Begin
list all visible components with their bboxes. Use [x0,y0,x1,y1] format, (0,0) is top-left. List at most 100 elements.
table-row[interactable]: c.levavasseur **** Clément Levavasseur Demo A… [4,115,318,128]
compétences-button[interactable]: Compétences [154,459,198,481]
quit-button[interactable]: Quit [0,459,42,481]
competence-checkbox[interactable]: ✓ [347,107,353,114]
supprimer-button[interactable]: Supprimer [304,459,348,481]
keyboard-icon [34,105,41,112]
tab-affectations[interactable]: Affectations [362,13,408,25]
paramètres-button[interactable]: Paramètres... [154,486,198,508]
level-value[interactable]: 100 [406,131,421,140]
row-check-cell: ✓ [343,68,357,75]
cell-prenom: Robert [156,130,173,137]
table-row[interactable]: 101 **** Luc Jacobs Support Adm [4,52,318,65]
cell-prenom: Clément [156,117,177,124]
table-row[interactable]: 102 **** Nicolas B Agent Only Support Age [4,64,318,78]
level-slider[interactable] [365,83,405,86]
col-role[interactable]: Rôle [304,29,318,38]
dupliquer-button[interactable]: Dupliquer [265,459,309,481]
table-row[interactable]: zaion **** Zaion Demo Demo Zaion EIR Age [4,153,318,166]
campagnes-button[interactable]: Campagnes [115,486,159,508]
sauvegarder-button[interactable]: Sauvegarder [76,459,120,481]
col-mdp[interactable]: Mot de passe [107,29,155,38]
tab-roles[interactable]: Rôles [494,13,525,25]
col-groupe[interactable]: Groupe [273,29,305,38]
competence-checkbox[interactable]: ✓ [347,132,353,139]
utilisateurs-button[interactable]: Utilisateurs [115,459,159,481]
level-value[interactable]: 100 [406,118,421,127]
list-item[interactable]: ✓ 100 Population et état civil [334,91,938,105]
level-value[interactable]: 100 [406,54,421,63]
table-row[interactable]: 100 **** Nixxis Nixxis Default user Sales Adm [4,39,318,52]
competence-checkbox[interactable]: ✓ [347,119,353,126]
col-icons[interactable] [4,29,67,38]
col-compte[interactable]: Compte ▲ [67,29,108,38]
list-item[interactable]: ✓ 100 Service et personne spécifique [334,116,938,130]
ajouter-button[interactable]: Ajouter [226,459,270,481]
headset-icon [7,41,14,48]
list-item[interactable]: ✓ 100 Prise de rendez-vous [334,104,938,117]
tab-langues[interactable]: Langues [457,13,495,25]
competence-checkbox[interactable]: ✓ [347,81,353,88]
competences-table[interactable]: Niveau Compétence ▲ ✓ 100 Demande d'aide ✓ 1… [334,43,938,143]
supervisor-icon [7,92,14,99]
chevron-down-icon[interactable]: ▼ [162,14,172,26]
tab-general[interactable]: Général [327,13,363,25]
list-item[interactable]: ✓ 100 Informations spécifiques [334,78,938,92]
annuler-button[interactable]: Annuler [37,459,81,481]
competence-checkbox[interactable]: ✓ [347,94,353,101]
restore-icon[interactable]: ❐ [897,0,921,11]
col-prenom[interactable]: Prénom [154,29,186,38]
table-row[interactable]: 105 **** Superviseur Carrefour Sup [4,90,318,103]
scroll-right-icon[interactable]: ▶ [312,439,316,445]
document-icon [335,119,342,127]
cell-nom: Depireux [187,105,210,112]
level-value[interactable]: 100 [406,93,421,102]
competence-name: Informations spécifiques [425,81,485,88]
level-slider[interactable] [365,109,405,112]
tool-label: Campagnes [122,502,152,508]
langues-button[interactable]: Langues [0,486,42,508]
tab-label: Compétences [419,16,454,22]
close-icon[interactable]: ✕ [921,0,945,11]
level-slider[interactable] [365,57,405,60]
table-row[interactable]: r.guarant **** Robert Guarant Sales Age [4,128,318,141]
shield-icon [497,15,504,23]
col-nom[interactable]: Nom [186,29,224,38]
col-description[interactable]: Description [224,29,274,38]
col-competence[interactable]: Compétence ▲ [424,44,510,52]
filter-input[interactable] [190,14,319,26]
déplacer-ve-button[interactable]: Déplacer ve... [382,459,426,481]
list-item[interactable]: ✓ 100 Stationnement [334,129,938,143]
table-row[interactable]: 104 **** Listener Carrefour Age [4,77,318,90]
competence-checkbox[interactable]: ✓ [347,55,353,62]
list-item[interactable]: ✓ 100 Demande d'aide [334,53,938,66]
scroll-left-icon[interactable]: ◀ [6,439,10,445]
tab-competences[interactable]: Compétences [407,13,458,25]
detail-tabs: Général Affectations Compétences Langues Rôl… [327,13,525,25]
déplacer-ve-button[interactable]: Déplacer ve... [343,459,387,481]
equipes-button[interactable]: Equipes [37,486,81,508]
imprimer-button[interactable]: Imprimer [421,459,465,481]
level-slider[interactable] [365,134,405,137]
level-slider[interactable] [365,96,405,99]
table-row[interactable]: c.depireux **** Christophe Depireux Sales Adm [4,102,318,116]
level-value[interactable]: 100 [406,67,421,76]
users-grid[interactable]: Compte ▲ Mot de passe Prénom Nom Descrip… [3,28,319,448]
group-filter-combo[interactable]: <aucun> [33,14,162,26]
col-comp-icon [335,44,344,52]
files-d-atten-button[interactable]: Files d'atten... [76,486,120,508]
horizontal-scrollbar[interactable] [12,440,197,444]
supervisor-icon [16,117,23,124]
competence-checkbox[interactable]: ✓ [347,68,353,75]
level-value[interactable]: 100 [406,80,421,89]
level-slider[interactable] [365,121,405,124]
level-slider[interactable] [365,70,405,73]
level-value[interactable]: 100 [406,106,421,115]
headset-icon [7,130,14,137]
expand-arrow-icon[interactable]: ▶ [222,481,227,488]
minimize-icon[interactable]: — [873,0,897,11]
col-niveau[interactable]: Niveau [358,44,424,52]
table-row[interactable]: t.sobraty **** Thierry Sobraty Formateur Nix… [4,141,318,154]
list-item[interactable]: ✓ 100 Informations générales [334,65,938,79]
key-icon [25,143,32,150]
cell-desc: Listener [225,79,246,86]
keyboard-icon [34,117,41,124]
End
The exercise: Quote every line of the data above, character for character.

Solution to this problem:
list all visible components with their bboxes. Use [x0,y0,x1,y1] format, (0,0) is top-left. List at most 100 elements.
table-row[interactable]: c.levavasseur **** Clément Levavasseur Demo A… [4,115,318,128]
compétences-button[interactable]: Compétences [154,459,198,481]
quit-button[interactable]: Quit [0,459,42,481]
competence-checkbox[interactable]: ✓ [347,107,353,114]
supprimer-button[interactable]: Supprimer [304,459,348,481]
keyboard-icon [34,105,41,112]
tab-affectations[interactable]: Affectations [362,13,408,25]
paramètres-button[interactable]: Paramètres... [154,486,198,508]
level-value[interactable]: 100 [406,131,421,140]
row-check-cell: ✓ [343,68,357,75]
cell-prenom: Robert [156,130,173,137]
table-row[interactable]: 101 **** Luc Jacobs Support Adm [4,52,318,65]
cell-prenom: Clément [156,117,177,124]
table-row[interactable]: 102 **** Nicolas B Agent Only Support Age [4,64,318,78]
level-slider[interactable] [365,83,405,86]
col-role[interactable]: Rôle [304,29,318,38]
dupliquer-button[interactable]: Dupliquer [265,459,309,481]
table-row[interactable]: zaion **** Zaion Demo Demo Zaion EIR Age [4,153,318,166]
campagnes-button[interactable]: Campagnes [115,486,159,508]
sauvegarder-button[interactable]: Sauvegarder [76,459,120,481]
col-mdp[interactable]: Mot de passe [107,29,155,38]
tab-roles[interactable]: Rôles [494,13,525,25]
col-groupe[interactable]: Groupe [273,29,305,38]
competence-checkbox[interactable]: ✓ [347,132,353,139]
utilisateurs-button[interactable]: Utilisateurs [115,459,159,481]
level-value[interactable]: 100 [406,118,421,127]
list-item[interactable]: ✓ 100 Population et état civil [334,91,938,105]
level-value[interactable]: 100 [406,54,421,63]
table-row[interactable]: 100 **** Nixxis Nixxis Default user Sales Adm [4,39,318,52]
competence-checkbox[interactable]: ✓ [347,119,353,126]
col-icons[interactable] [4,29,67,38]
col-compte[interactable]: Compte ▲ [67,29,108,38]
list-item[interactable]: ✓ 100 Service et personne spécifique [334,116,938,130]
ajouter-button[interactable]: Ajouter [226,459,270,481]
headset-icon [7,41,14,48]
list-item[interactable]: ✓ 100 Prise de rendez-vous [334,104,938,117]
tab-langues[interactable]: Langues [457,13,495,25]
competence-checkbox[interactable]: ✓ [347,81,353,88]
competences-table[interactable]: Niveau Compétence ▲ ✓ 100 Demande d'aide ✓ 1… [334,43,938,143]
supervisor-icon [7,92,14,99]
chevron-down-icon[interactable]: ▼ [162,14,172,26]
tab-general[interactable]: Général [327,13,363,25]
list-item[interactable]: ✓ 100 Informations spécifiques [334,78,938,92]
annuler-button[interactable]: Annuler [37,459,81,481]
competence-checkbox[interactable]: ✓ [347,94,353,101]
restore-icon[interactable]: ❐ [897,0,921,11]
col-prenom[interactable]: Prénom [154,29,186,38]
table-row[interactable]: 105 **** Superviseur Carrefour Sup [4,90,318,103]
scroll-right-icon[interactable]: ▶ [312,439,316,445]
document-icon [335,119,342,127]
cell-nom: Depireux [187,105,210,112]
level-value[interactable]: 100 [406,93,421,102]
competence-name: Informations spécifiques [425,81,485,88]
level-slider[interactable] [365,109,405,112]
tool-label: Campagnes [122,502,152,508]
langues-button[interactable]: Langues [0,486,42,508]
tab-label: Compétences [419,16,454,22]
close-icon[interactable]: ✕ [921,0,945,11]
level-slider[interactable] [365,57,405,60]
table-row[interactable]: r.guarant **** Robert Guarant Sales Age [4,128,318,141]
shield-icon [497,15,504,23]
col-nom[interactable]: Nom [186,29,224,38]
col-description[interactable]: Description [224,29,274,38]
col-competence[interactable]: Compétence ▲ [424,44,510,52]
filter-input[interactable] [190,14,319,26]
déplacer-ve-button[interactable]: Déplacer ve... [382,459,426,481]
list-item[interactable]: ✓ 100 Stationnement [334,129,938,143]
table-row[interactable]: 104 **** Listener Carrefour Age [4,77,318,90]
competence-checkbox[interactable]: ✓ [347,55,353,62]
list-item[interactable]: ✓ 100 Demande d'aide [334,53,938,66]
scroll-left-icon[interactable]: ◀ [6,439,10,445]
tab-competences[interactable]: Compétences [407,13,458,25]
detail-tabs: Général Affectations Compétences Langues Rôl… [327,13,525,25]
déplacer-ve-button[interactable]: Déplacer ve... [343,459,387,481]
equipes-button[interactable]: Equipes [37,486,81,508]
imprimer-button[interactable]: Imprimer [421,459,465,481]
level-slider[interactable] [365,134,405,137]
level-slider[interactable] [365,96,405,99]
table-row[interactable]: c.depireux **** Christophe Depireux Sales Adm [4,102,318,116]
level-value[interactable]: 100 [406,67,421,76]
users-grid[interactable]: Compte ▲ Mot de passe Prénom Nom Descrip… [3,28,319,448]
group-filter-combo[interactable]: <aucun> [33,14,162,26]
col-comp-icon [335,44,344,52]
files-d-atten-button[interactable]: Files d'atten... [76,486,120,508]
horizontal-scrollbar[interactable] [12,440,197,444]
supervisor-icon [16,117,23,124]
competence-checkbox[interactable]: ✓ [347,68,353,75]
level-value[interactable]: 100 [406,80,421,89]
level-slider[interactable] [365,121,405,124]
level-slider[interactable] [365,70,405,73]
level-value[interactable]: 100 [406,106,421,115]
headset-icon [7,130,14,137]
expand-arrow-icon[interactable]: ▶ [222,481,227,488]
minimize-icon[interactable]: — [873,0,897,11]
col-niveau[interactable]: Niveau [358,44,424,52]
table-row[interactable]: t.sobraty **** Thierry Sobraty Formateur Nix… [4,141,318,154]
list-item[interactable]: ✓ 100 Informations générales [334,65,938,79]
key-icon [25,143,32,150]
cell-desc: Listener [225,79,246,86]
keyboard-icon [34,117,41,124]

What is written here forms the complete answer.